• **Entries**
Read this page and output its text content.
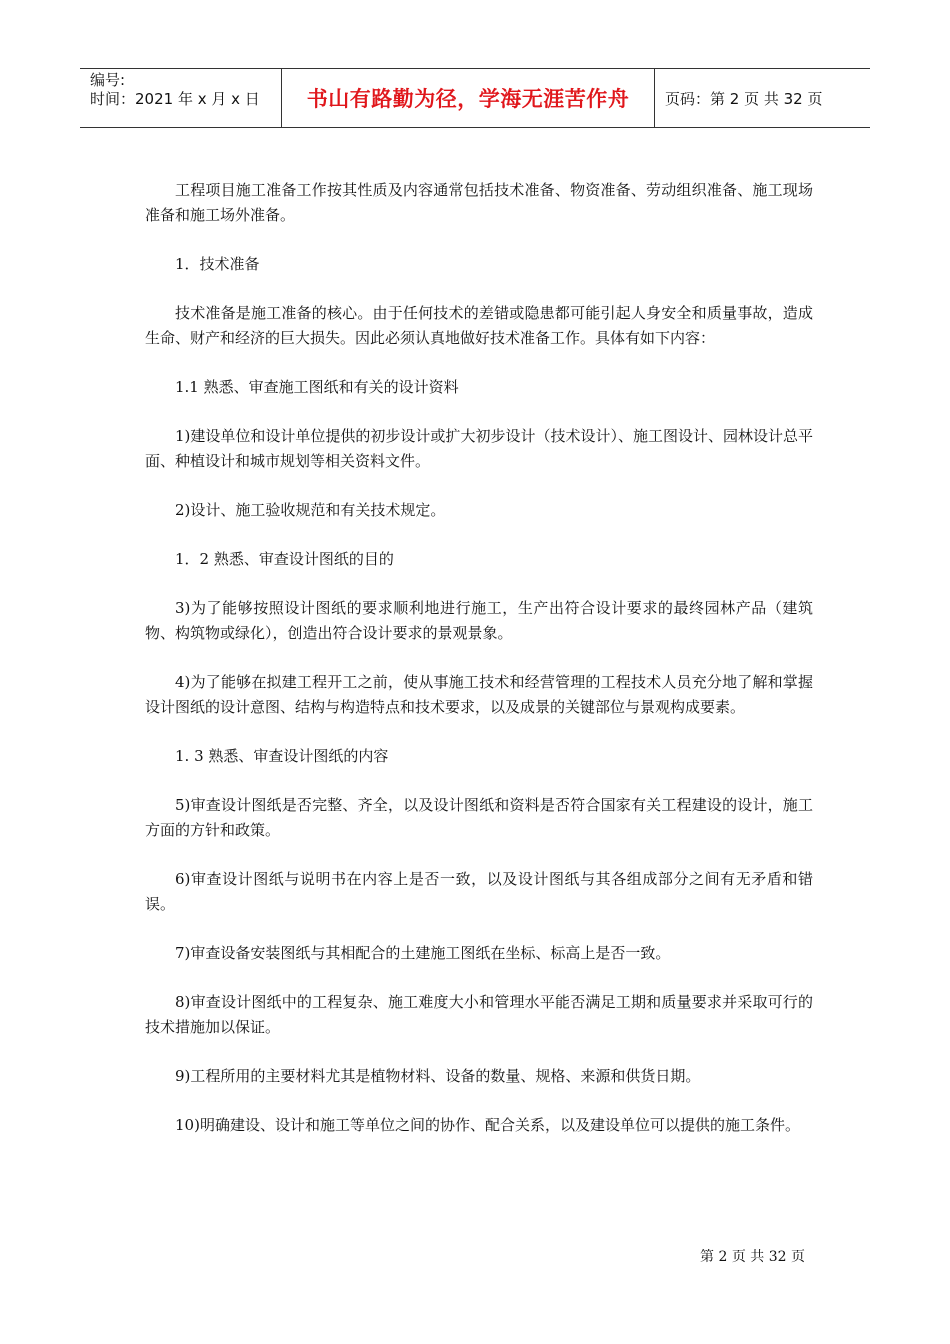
编号:
时间：2021 年 x 月 x 日	书山有路勤为径，学海无涯苦作舟 页码：第 2 页 共 32 页

工程项目施工准备工作按其性质及内容通常包括技术准备、物资准备、劳动组织准备、施工现场准备和施工场外准备。

1．技术准备

技术准备是施工准备的核心。由于任何技术的差错或隐患都可能引起人身安全和质量事故，造成生命、财产和经济的巨大损失。因此必须认真地做好技术准备工作。具体有如下内容：

1.1 熟悉、审查施工图纸和有关的设计资料

1)建设单位和设计单位提供的初步设计或扩大初步设计（技术设计）、施工图设计、园林设计总平面、种植设计和城市规划等相关资料文件。

2)设计、施工验收规范和有关技术规定。

1．2 熟悉、审查设计图纸的目的

3)为了能够按照设计图纸的要求顺利地进行施工，生产出符合设计要求的最终园林产品（建筑物、构筑物或绿化），创造出符合设计要求的景观景象。

4)为了能够在拟建工程开工之前，使从事施工技术和经营管理的工程技术人员充分地了解和掌握设计图纸的设计意图、结构与构造特点和技术要求，以及成景的关键部位与景观构成要素。

1. 3 熟悉、审查设计图纸的内容

5)审查设计图纸是否完整、齐全，以及设计图纸和资料是否符合国家有关工程建设的设计，施工方面的方针和政策。

6)审查设计图纸与说明书在内容上是否一致，以及设计图纸与其各组成部分之间有无矛盾和错误。

7)审查设备安装图纸与其相配合的土建施工图纸在坐标、标高上是否一致。

8)审查设计图纸中的工程复杂、施工难度大小和管理水平能否满足工期和质量要求并采取可行的技术措施加以保证。

9)工程所用的主要材料尤其是植物材料、设备的数量、规格、来源和供货日期。

10)明确建设、设计和施工等单位之间的协作、配合关系，以及建设单位可以提供的施工条件。

第 2 页 共 32 页
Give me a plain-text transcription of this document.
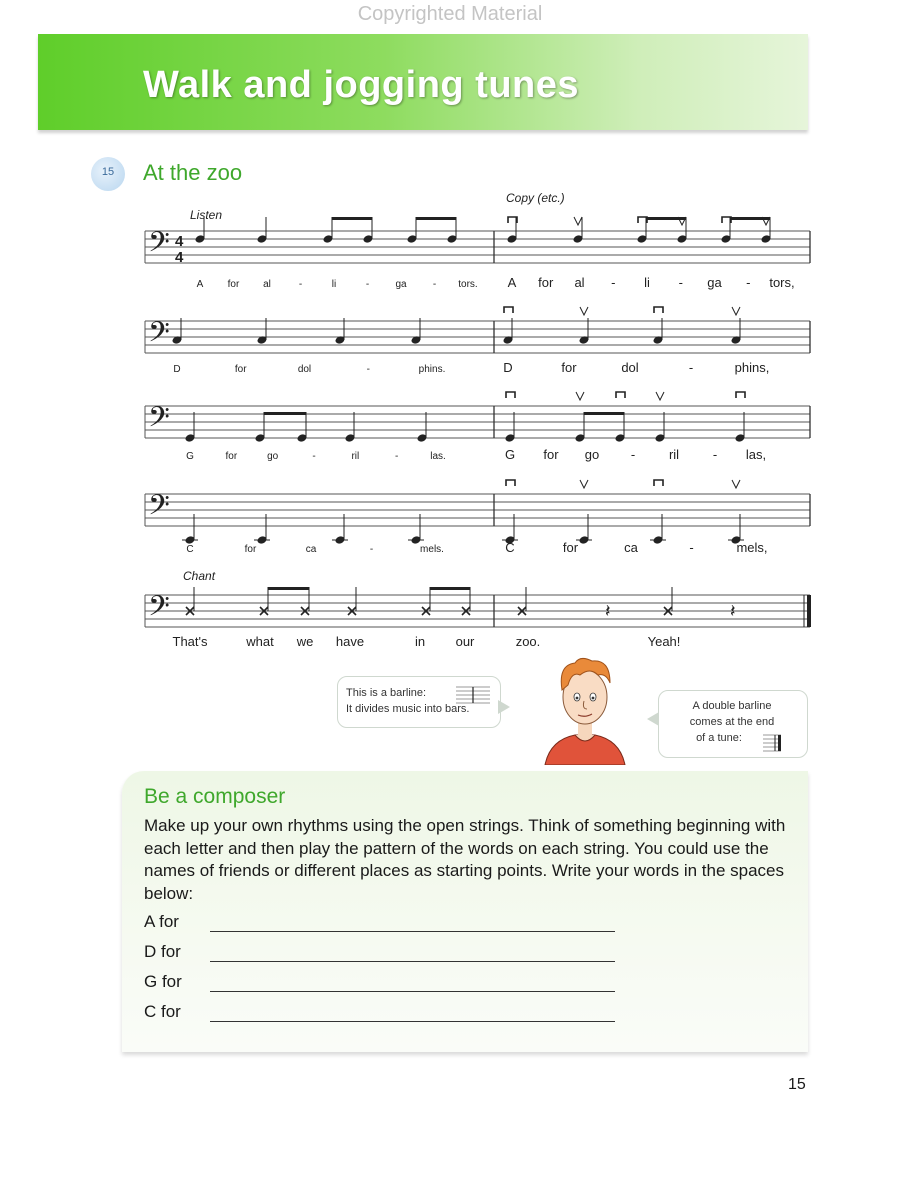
Copyrighted Material
Walk and jogging tunes
15	At the zoo
𝄢 4
4
A for al	-	li	-	ga	- tors. A for al - li - ga - tors,
𝄢
D	for	dol	-	phins.	D	for	dol	-	phins,
𝄢
G	for	go	-	ril	-	las.	G for go -	ril	- las,
𝄢
C	for	ca	-	mels.	C	for	ca	-	mels,
𝄢	𝄽	𝄽
That's	what we have	in our	zoo.	Yeah!
Listen
Copy (etc.)
Chant
This is a barline:
It divides music into bars.	A double barline
comes at the end
of a tune:
Be a composer

Make up your own rhythms using the open strings. Think of something beginning with each letter and then play the pattern of the words on each string. You could use the names of friends or different places as starting points. Write your words in the spaces below:

A for
D for
G for
C for
15
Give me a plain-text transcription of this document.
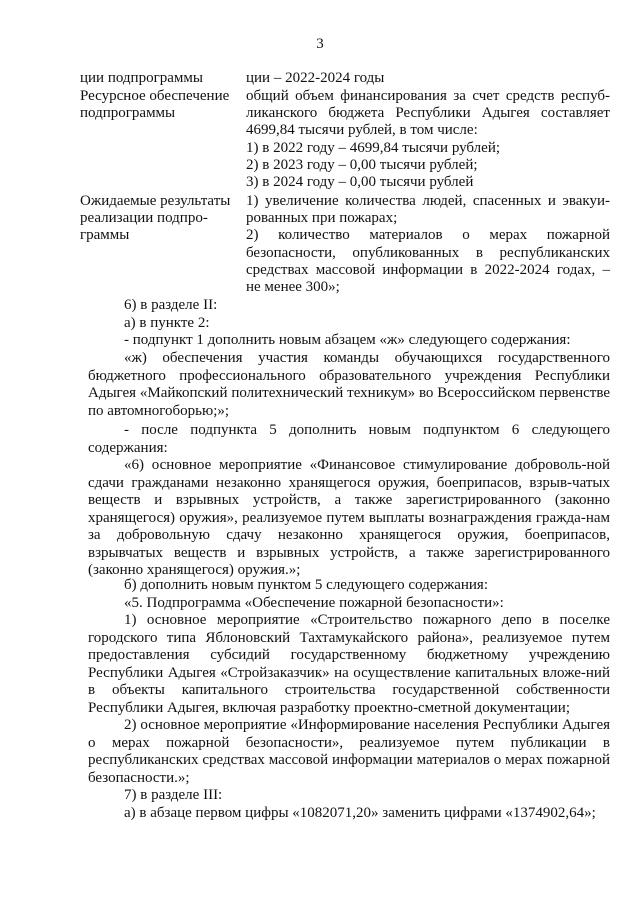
3
ции подпрограммы	ции – 2022-2024 годы
Ресурсное обеспечение
подпрограммы
общий объем финансирования за счет средств респуб-
ликанского бюджета Республики Адыгея составляет
4699,84 тысячи рублей, в том числе:
1) в 2022 году – 4699,84 тысячи рублей;
2) в 2023 году – 0,00 тысячи рублей;
3) в 2024 году – 0,00 тысячи рублей
Ожидаемые результаты
реализации подпро-
граммы
1) увеличение количества людей, спасенных и эвакуи-
рованных при пожарах;
2) количество материалов о мерах пожарной
безопасности, опубликованных в республиканских
средствах массовой информации в 2022-2024 годах, –
не менее 300»;
6) в разделе II:
а) в пункте 2:
- подпункт 1 дополнить новым абзацем «ж» следующего содержания:
«ж) обеспечения участия команды обучающихся государственного бюджетного профессионального образовательного учреждения Республики Адыгея «Майкопский политехнический техникум» во Всероссийском первенстве по автомногоборью;»;
- после подпункта 5 дополнить новым подпунктом 6 следующего содержания:
«6) основное мероприятие «Финансовое стимулирование доброволь-ной сдачи гражданами незаконно хранящегося оружия, боеприпасов, взрыв-чатых веществ и взрывных устройств, а также зарегистрированного (законно хранящегося) оружия», реализуемое путем выплаты вознаграждения гражда-нам за добровольную сдачу незаконно хранящегося оружия, боеприпасов, взрывчатых веществ и взрывных устройств, а также зарегистрированного (законно хранящегося) оружия.»;
б) дополнить новым пунктом 5 следующего содержания:
«5. Подпрограмма «Обеспечение пожарной безопасности»:
1) основное мероприятие «Строительство пожарного депо в поселке городского типа Яблоновский Тахтамукайского района», реализуемое путем предоставления субсидий государственному бюджетному учреждению Республики Адыгея «Стройзаказчик» на осуществление капитальных вложе-ний в объекты капитального строительства государственной собственности Республики Адыгея, включая разработку проектно-сметной документации;
2) основное мероприятие «Информирование населения Республики Адыгея о мерах пожарной безопасности», реализуемое путем публикации в республиканских средствах массовой информации материалов о мерах пожарной безопасности.»;
7) в разделе III:
а) в абзаце первом цифры «1082071,20» заменить цифрами «1374902,64»;
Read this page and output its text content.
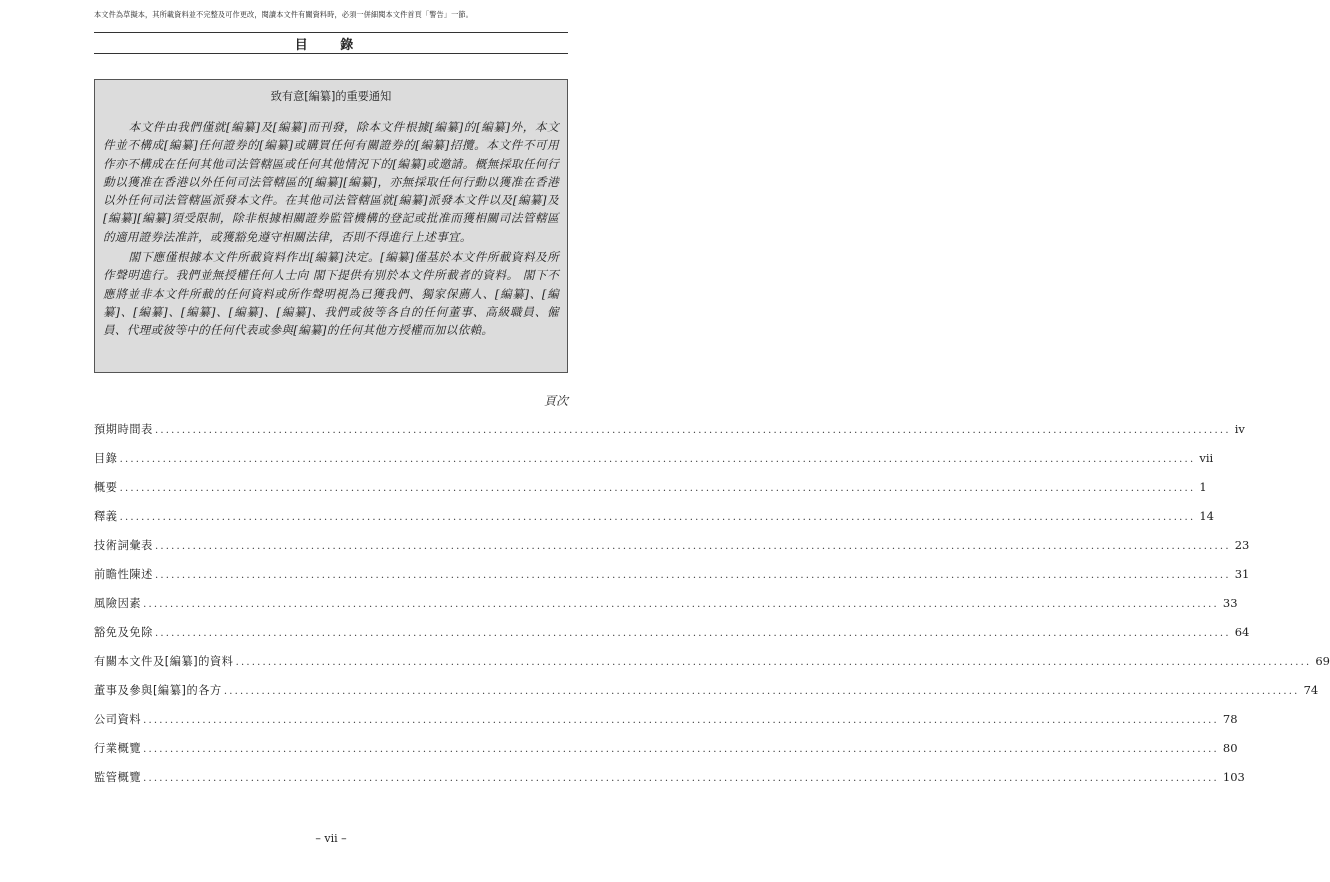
本文件為草擬本，其所載資料並不完整及可作更改，閱讀本文件有關資料時，必須一併細閱本文件首頁「警告」一節。
目 錄
致有意[編纂]的重要通知

本文件由我們僅就[編纂]及[編纂]而刊發，除本文件根據[編纂]的[編纂]外，本文件並不構成[編纂]任何證券的[編纂]或購買任何有關證券的[編纂]招攬。本文件不可用作亦不構成在任何其他司法管轄區或任何其他情況下的[編纂]或邀請。概無採取任何行動以獲准在香港以外任何司法管轄區的[編纂][編纂]，亦無採取任何行動以獲准在香港以外任何司法管轄區派發本文件。在其他司法管轄區就[編纂]派發本文件以及[編纂]及[編纂][編纂]須受限制，除非根據相關證券監管機構的登記或批准而獲相關司法管轄區的適用證券法准許，或獲豁免遵守相關法律，否則不得進行上述事宜。

閣下應僅根據本文件所載資料作出[編纂]決定。[編纂]僅基於本文件所載資料及所作聲明進行。我們並無授權任何人士向 閣下提供有別於本文件所載者的資料。 閣下不應將並非本文件所載的任何資料或所作聲明視為已獲我們、獨家保薦人、[編纂]、[編纂]、[編纂]、[編纂]、[編纂]、[編纂]、我們或彼等各自的任何董事、高級職員、僱員、代理或彼等中的任何代表或參與[編纂]的任何其他方授權而加以依賴。

頁次
預期時間表 ........................................................................................................................................................................................................ iv
目錄 ........................................................................................................................................................................................................ vii
概要 ........................................................................................................................................................................................................ 1
釋義 ........................................................................................................................................................................................................ 14
技術詞彙表 ........................................................................................................................................................................................................ 23
前瞻性陳述 ........................................................................................................................................................................................................ 31
風險因素 ........................................................................................................................................................................................................ 33
豁免及免除 ........................................................................................................................................................................................................ 64
有關本文件及[編纂]的資料 ........................................................................................................................................................................................................ 69
董事及參與[編纂]的各方 ........................................................................................................................................................................................................ 74
公司資料 ........................................................................................................................................................................................................ 78
行業概覽 ........................................................................................................................................................................................................ 80
監管概覽 ........................................................................................................................................................................................................ 103
– vii –
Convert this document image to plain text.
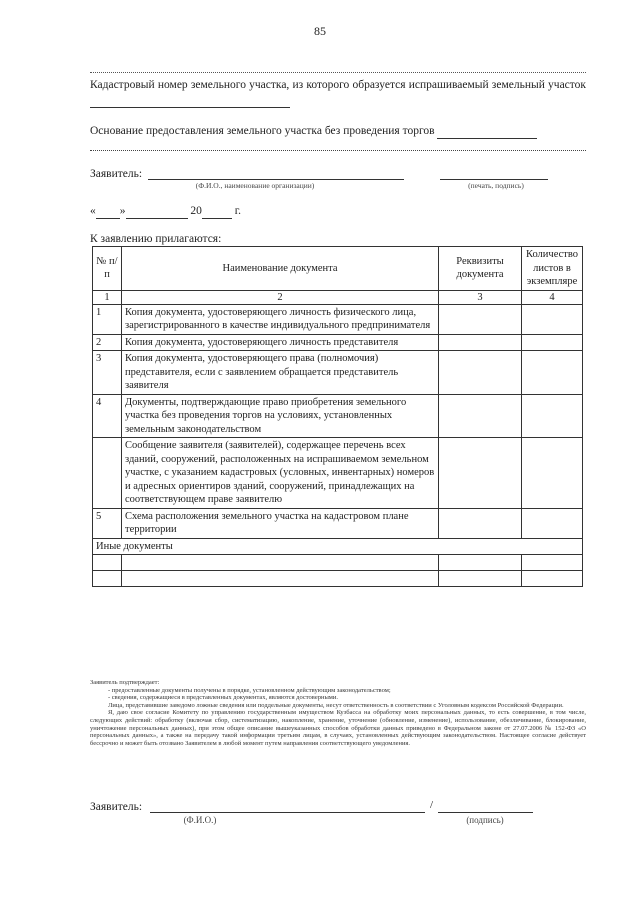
85
Кадастровый номер земельного участка, из которого образуется испрашиваемый земельный участок
Основание предоставления земельного участка без проведения торгов
Заявитель:
(Ф.И.О., наименование организации)	(печать, подпись)
« »	20	г.
К заявлению прилагаются:
№ п/п	Наименование документа	Реквизиты документа	Количество листов в экземпляре
1	2	3	4
1	Копия документа, удостоверяющего личность физического лица, зарегистрированного в качестве индивидуального предпринимателя		
2	Копия документа, удостоверяющего личность представителя		
3	Копия документа, удостоверяющего права (полномочия) представителя, если с заявлением обращается представитель заявителя		
4	Документы, подтверждающие право приобретения земельного участка без проведения торгов на условиях, установленных земельным законодательством		
	Сообщение заявителя (заявителей), содержащее перечень всех зданий, сооружений, расположенных на испрашиваемом земельном участке, с указанием кадастровых (условных, инвентарных) номеров и адресных ориентиров зданий, сооружений, принадлежащих на соответствующем праве заявителю		
5	Схема расположения земельного участка на кадастровом плане территории		
Иные документы			

Заявитель подтверждает:
- предоставленные документы получены в порядке, установленном действующим законодательством;
- сведения, содержащиеся в представленных документах, являются достоверными.
Лица, представившие заведомо ложные сведения или поддельные документы, несут ответственность в соответствии с Уголовным кодексом Российской Федерации.
Я, даю свое согласие Комитету по управлению государственным имуществом Кузбасса на обработку моих персональных данных, то есть совершение, в том числе, следующих действий: обработку (включая сбор, систематизацию, накопление, хранение, уточнение (обновление, изменение), использование, обезличивание, блокирование, уничтожение персональных данных), при этом общее описание вышеуказанных способов обработки данных приведено в Федеральном законе от 27.07.2006 № 152-ФЗ «О персональных данных», а также на передачу такой информации третьим лицам, в случаях, установленных действующим законодательством. Настоящее согласие действует бессрочно и может быть отозвано Заявителем в любой момент путем направления соответствующего уведомления.
Заявитель:	/
(Ф.И.О.)	(подпись)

• **Given instruction**
In how many lines of the data does the string "включая" appear? Give only the number.

• **Result for this exercise**
2